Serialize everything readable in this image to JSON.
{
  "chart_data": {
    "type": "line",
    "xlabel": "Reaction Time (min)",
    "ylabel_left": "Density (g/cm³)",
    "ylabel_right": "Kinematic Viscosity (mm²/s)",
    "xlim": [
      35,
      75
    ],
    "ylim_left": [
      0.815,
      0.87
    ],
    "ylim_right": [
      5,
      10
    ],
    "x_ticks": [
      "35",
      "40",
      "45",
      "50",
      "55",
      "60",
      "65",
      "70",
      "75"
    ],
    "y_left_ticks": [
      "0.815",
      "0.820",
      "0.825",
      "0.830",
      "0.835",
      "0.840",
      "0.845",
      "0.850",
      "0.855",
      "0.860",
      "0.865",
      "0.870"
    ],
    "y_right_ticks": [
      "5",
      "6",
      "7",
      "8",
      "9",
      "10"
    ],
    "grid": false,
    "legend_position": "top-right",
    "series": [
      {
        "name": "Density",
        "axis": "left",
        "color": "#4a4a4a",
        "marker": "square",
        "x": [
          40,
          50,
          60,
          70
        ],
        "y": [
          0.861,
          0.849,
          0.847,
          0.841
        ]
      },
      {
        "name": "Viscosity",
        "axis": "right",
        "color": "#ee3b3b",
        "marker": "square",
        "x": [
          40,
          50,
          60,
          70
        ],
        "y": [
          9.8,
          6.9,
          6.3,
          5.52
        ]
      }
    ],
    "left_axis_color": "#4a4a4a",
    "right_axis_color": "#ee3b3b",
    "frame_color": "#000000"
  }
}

——

Aim of the exercise:
Output the listing above exactly as it appears.

Finished exercise:
Serialize everything readable in this image to JSON.
{
  "chart_data": {
    "type": "line",
    "xlabel": "Reaction Time (min)",
    "ylabel_left": "Density (g/cm³)",
    "ylabel_right": "Kinematic Viscosity (mm²/s)",
    "xlim": [
      35,
      75
    ],
    "ylim_left": [
      0.815,
      0.87
    ],
    "ylim_right": [
      5,
      10
    ],
    "x_ticks": [
      "35",
      "40",
      "45",
      "50",
      "55",
      "60",
      "65",
      "70",
      "75"
    ],
    "y_left_ticks": [
      "0.815",
      "0.820",
      "0.825",
      "0.830",
      "0.835",
      "0.840",
      "0.845",
      "0.850",
      "0.855",
      "0.860",
      "0.865",
      "0.870"
    ],
    "y_right_ticks": [
      "5",
      "6",
      "7",
      "8",
      "9",
      "10"
    ],
    "grid": false,
    "legend_position": "top-right",
    "series": [
      {
        "name": "Density",
        "axis": "left",
        "color": "#4a4a4a",
        "marker": "square",
        "x": [
          40,
          50,
          60,
          70
        ],
        "y": [
          0.861,
          0.849,
          0.847,
          0.841
        ]
      },
      {
        "name": "Viscosity",
        "axis": "right",
        "color": "#ee3b3b",
        "marker": "square",
        "x": [
          40,
          50,
          60,
          70
        ],
        "y": [
          9.8,
          6.9,
          6.3,
          5.52
        ]
      }
    ],
    "left_axis_color": "#4a4a4a",
    "right_axis_color": "#ee3b3b",
    "frame_color": "#000000"
  }
}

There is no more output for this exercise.